→ **Written task**: Word for word, restate every line of the listing that follows.
○ ○ ○ ○ ○ ○ ○
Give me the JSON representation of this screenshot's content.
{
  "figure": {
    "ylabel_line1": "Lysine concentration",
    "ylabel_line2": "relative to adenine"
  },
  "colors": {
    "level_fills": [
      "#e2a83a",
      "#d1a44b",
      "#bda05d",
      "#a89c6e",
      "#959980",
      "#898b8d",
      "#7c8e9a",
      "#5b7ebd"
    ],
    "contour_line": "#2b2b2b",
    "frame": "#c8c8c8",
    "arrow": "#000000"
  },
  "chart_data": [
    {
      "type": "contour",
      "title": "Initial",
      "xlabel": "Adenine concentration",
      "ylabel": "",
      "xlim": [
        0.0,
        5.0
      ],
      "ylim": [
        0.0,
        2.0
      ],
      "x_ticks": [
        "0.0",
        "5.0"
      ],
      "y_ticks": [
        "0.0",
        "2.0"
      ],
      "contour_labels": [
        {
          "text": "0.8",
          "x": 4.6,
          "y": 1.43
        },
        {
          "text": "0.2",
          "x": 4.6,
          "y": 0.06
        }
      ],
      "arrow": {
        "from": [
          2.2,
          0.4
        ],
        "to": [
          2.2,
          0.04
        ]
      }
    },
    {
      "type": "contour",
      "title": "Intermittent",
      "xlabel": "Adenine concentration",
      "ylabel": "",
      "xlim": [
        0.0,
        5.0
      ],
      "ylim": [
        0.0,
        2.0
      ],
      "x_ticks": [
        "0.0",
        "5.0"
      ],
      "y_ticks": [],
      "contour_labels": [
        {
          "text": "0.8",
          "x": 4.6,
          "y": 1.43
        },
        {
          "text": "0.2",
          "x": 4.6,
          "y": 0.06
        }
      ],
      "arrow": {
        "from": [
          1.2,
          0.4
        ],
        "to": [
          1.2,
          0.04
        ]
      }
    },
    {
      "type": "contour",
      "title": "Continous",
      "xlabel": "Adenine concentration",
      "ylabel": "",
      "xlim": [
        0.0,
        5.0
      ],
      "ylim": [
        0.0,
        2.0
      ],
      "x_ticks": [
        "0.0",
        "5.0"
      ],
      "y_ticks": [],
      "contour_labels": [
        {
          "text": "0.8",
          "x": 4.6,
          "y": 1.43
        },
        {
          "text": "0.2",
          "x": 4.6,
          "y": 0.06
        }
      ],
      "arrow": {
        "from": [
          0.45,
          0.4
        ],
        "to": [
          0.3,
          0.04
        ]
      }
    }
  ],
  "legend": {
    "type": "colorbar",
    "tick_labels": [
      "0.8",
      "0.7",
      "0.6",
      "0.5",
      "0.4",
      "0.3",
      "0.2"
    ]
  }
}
○ ○ ○ ○ ○ ○ ○
→ **Complete response**:
Give me the JSON representation of this screenshot's content.
{
  "figure": {
    "ylabel_line1": "Lysine concentration",
    "ylabel_line2": "relative to adenine"
  },
  "colors": {
    "level_fills": [
      "#e2a83a",
      "#d1a44b",
      "#bda05d",
      "#a89c6e",
      "#959980",
      "#898b8d",
      "#7c8e9a",
      "#5b7ebd"
    ],
    "contour_line": "#2b2b2b",
    "frame": "#c8c8c8",
    "arrow": "#000000"
  },
  "chart_data": [
    {
      "type": "contour",
      "title": "Initial",
      "xlabel": "Adenine concentration",
      "ylabel": "",
      "xlim": [
        0.0,
        5.0
      ],
      "ylim": [
        0.0,
        2.0
      ],
      "x_ticks": [
        "0.0",
        "5.0"
      ],
      "y_ticks": [
        "0.0",
        "2.0"
      ],
      "contour_labels": [
        {
          "text": "0.8",
          "x": 4.6,
          "y": 1.43
        },
        {
          "text": "0.2",
          "x": 4.6,
          "y": 0.06
        }
      ],
      "arrow": {
        "from": [
          2.2,
          0.4
        ],
        "to": [
          2.2,
          0.04
        ]
      }
    },
    {
      "type": "contour",
      "title": "Intermittent",
      "xlabel": "Adenine concentration",
      "ylabel": "",
      "xlim": [
        0.0,
        5.0
      ],
      "ylim": [
        0.0,
        2.0
      ],
      "x_ticks": [
        "0.0",
        "5.0"
      ],
      "y_ticks": [],
      "contour_labels": [
        {
          "text": "0.8",
          "x": 4.6,
          "y": 1.43
        },
        {
          "text": "0.2",
          "x": 4.6,
          "y": 0.06
        }
      ],
      "arrow": {
        "from": [
          1.2,
          0.4
        ],
        "to": [
          1.2,
          0.04
        ]
      }
    },
    {
      "type": "contour",
      "title": "Continous",
      "xlabel": "Adenine concentration",
      "ylabel": "",
      "xlim": [
        0.0,
        5.0
      ],
      "ylim": [
        0.0,
        2.0
      ],
      "x_ticks": [
        "0.0",
        "5.0"
      ],
      "y_ticks": [],
      "contour_labels": [
        {
          "text": "0.8",
          "x": 4.6,
          "y": 1.43
        },
        {
          "text": "0.2",
          "x": 4.6,
          "y": 0.06
        }
      ],
      "arrow": {
        "from": [
          0.45,
          0.4
        ],
        "to": [
          0.3,
          0.04
        ]
      }
    }
  ],
  "legend": {
    "type": "colorbar",
    "tick_labels": [
      "0.8",
      "0.7",
      "0.6",
      "0.5",
      "0.4",
      "0.3",
      "0.2"
    ]
  }
}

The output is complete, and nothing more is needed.